━━ PROVIDED INFORMATION ━━

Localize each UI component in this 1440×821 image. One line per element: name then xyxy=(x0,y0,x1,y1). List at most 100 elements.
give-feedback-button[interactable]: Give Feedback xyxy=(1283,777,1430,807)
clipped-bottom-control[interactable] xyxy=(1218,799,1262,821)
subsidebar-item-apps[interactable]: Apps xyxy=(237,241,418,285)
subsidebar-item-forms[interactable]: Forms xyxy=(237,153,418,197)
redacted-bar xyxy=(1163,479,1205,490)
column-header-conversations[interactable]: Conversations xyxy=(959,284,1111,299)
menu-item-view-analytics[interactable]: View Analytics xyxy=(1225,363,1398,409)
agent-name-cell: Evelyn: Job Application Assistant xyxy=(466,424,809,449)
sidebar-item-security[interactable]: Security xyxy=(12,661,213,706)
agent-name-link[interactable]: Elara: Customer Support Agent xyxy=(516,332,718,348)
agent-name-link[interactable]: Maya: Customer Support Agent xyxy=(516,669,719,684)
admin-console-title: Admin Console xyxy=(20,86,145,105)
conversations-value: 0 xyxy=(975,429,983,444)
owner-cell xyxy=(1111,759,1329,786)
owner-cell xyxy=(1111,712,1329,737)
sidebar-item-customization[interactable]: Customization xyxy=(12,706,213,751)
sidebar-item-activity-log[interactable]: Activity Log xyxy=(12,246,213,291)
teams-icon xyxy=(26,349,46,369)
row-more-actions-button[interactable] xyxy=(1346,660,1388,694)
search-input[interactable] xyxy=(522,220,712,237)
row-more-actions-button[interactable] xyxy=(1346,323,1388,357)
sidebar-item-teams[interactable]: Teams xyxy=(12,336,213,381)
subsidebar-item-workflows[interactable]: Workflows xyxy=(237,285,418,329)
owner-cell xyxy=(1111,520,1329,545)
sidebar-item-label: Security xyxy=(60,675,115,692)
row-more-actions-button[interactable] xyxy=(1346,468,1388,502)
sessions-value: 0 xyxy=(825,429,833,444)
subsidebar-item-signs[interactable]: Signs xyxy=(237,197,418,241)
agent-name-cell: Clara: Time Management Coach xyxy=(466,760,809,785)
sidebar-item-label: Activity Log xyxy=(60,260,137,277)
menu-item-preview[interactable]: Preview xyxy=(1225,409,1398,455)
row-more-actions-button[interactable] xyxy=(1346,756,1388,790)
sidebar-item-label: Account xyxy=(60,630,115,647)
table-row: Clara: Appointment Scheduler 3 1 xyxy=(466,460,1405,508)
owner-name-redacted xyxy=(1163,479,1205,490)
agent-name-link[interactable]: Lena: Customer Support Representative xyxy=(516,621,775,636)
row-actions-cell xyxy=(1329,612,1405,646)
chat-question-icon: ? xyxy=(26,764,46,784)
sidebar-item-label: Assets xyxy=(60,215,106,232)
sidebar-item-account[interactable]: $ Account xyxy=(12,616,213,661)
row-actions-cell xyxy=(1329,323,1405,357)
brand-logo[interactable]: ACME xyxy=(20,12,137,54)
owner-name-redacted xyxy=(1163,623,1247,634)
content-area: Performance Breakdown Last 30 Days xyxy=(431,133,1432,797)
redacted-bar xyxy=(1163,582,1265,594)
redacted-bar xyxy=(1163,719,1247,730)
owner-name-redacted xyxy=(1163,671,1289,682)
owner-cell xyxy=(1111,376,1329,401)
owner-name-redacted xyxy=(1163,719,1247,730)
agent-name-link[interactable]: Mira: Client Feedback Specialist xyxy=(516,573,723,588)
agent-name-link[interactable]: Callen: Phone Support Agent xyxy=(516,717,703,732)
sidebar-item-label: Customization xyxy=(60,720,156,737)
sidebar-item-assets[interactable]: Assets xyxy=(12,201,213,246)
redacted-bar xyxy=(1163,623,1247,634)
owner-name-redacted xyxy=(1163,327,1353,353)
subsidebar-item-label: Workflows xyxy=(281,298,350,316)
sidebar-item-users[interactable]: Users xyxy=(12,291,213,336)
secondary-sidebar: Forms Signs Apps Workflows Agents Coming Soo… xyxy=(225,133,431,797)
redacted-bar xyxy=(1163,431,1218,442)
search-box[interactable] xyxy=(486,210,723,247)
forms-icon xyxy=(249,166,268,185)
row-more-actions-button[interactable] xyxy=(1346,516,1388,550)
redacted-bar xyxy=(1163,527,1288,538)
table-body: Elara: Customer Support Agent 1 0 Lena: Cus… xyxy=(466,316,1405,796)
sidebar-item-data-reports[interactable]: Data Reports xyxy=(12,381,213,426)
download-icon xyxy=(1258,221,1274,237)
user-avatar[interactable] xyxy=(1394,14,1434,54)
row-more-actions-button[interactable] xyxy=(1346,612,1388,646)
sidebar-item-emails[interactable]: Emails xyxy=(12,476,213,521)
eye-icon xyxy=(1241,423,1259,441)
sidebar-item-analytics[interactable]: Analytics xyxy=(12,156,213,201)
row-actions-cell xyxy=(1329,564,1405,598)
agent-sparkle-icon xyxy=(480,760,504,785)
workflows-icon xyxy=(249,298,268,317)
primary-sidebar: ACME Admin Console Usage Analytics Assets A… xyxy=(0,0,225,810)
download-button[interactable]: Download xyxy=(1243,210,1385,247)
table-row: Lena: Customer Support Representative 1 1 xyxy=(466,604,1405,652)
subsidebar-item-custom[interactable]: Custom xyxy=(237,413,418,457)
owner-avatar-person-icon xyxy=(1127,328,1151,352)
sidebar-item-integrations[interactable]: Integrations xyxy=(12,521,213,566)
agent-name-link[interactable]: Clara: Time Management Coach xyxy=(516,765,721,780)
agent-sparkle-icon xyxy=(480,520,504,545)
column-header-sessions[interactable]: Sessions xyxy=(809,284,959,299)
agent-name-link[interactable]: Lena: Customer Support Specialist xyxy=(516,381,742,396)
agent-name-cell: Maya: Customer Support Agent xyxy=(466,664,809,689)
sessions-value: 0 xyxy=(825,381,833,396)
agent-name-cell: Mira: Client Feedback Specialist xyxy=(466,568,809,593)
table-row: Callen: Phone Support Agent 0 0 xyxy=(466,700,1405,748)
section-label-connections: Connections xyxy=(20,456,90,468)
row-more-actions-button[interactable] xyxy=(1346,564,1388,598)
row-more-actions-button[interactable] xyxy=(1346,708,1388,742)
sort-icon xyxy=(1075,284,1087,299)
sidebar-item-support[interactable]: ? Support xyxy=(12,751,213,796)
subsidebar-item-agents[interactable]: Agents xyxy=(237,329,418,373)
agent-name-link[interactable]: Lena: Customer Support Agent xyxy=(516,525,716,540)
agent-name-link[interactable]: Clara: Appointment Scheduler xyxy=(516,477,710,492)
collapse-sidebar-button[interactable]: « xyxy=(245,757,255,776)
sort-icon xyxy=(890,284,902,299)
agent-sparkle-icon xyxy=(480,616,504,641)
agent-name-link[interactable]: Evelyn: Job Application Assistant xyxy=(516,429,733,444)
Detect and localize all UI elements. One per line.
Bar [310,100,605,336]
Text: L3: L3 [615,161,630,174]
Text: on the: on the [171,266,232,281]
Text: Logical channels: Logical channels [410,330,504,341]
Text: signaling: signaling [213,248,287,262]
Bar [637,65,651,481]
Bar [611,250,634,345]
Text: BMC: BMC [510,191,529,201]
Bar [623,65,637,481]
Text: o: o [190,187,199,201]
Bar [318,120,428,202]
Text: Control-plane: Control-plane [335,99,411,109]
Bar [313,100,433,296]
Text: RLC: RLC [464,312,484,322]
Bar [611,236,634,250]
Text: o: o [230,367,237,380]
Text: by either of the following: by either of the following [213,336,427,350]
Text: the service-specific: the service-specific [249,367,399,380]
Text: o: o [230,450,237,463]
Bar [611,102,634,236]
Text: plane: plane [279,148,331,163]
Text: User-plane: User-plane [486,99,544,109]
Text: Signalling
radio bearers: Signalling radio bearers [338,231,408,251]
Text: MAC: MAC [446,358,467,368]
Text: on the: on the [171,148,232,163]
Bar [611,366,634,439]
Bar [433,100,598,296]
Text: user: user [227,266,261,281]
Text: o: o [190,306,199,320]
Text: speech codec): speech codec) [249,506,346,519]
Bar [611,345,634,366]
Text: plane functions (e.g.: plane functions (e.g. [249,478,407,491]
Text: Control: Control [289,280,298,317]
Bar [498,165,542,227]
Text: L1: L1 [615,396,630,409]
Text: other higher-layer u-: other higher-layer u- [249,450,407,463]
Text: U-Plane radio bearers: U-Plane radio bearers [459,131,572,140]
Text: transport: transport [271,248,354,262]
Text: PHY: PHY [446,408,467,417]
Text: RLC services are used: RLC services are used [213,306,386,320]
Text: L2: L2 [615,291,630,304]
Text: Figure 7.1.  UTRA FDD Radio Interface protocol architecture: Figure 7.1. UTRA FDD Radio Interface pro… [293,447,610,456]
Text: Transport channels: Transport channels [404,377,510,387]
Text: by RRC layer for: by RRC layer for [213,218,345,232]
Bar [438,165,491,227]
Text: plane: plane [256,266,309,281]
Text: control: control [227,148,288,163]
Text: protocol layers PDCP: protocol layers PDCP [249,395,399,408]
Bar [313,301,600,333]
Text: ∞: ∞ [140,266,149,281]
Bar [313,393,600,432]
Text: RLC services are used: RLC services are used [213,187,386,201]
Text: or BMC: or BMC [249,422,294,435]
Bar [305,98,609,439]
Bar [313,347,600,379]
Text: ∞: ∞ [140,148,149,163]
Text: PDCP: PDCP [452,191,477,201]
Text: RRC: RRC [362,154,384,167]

━━━

_TASK DESCRIPTION:_ Can you arrange the items from the first one through the line with "sidebar-item-label: Account xyxy=(60,630,115,647)" as a numbered list, leaving out any blank lines?

_SOLUTION TO THIS EXERCISE:_
1. Localize each UI component in this 1440×821 image. One line per element: name then xyxy=(x0,y0,x1,y1). List at most 100 elements.
2. give-feedback-button[interactable]: Give Feedback xyxy=(1283,777,1430,807)
3. clipped-bottom-control[interactable] xyxy=(1218,799,1262,821)
4. subsidebar-item-apps[interactable]: Apps xyxy=(237,241,418,285)
5. subsidebar-item-forms[interactable]: Forms xyxy=(237,153,418,197)
6. redacted-bar xyxy=(1163,479,1205,490)
7. column-header-conversations[interactable]: Conversations xyxy=(959,284,1111,299)
8. menu-item-view-analytics[interactable]: View Analytics xyxy=(1225,363,1398,409)
9. agent-name-cell: Evelyn: Job Application Assistant xyxy=(466,424,809,449)
10. sidebar-item-security[interactable]: Security xyxy=(12,661,213,706)
11. agent-name-link[interactable]: Elara: Customer Support Agent xyxy=(516,332,718,348)
12. agent-name-link[interactable]: Maya: Customer Support Agent xyxy=(516,669,719,684)
13. admin-console-title: Admin Console xyxy=(20,86,145,105)
14. conversations-value: 0 xyxy=(975,429,983,444)
15. owner-cell xyxy=(1111,759,1329,786)
16. owner-cell xyxy=(1111,712,1329,737)
17. sidebar-item-customization[interactable]: Customization xyxy=(12,706,213,751)
18. sidebar-item-activity-log[interactable]: Activity Log xyxy=(12,246,213,291)
19. teams-icon xyxy=(26,349,46,369)
20. row-more-actions-button[interactable] xyxy=(1346,660,1388,694)
21. search-input[interactable] xyxy=(522,220,712,237)
22. row-more-actions-button[interactable] xyxy=(1346,323,1388,357)
23. sidebar-item-teams[interactable]: Teams xyxy=(12,336,213,381)
24. subsidebar-item-workflows[interactable]: Workflows xyxy=(237,285,418,329)
25. owner-cell xyxy=(1111,520,1329,545)
26. sidebar-item-label: Security xyxy=(60,675,115,692)
27. row-more-actions-button[interactable] xyxy=(1346,468,1388,502)
28. sessions-value: 0 xyxy=(825,429,833,444)
29. subsidebar-item-signs[interactable]: Signs xyxy=(237,197,418,241)
30. agent-name-cell: Clara: Time Management Coach xyxy=(466,760,809,785)
31. sidebar-item-label: Activity Log xyxy=(60,260,137,277)
32. menu-item-preview[interactable]: Preview xyxy=(1225,409,1398,455)
33. row-more-actions-button[interactable] xyxy=(1346,756,1388,790)
34. sidebar-item-label: Account xyxy=(60,630,115,647)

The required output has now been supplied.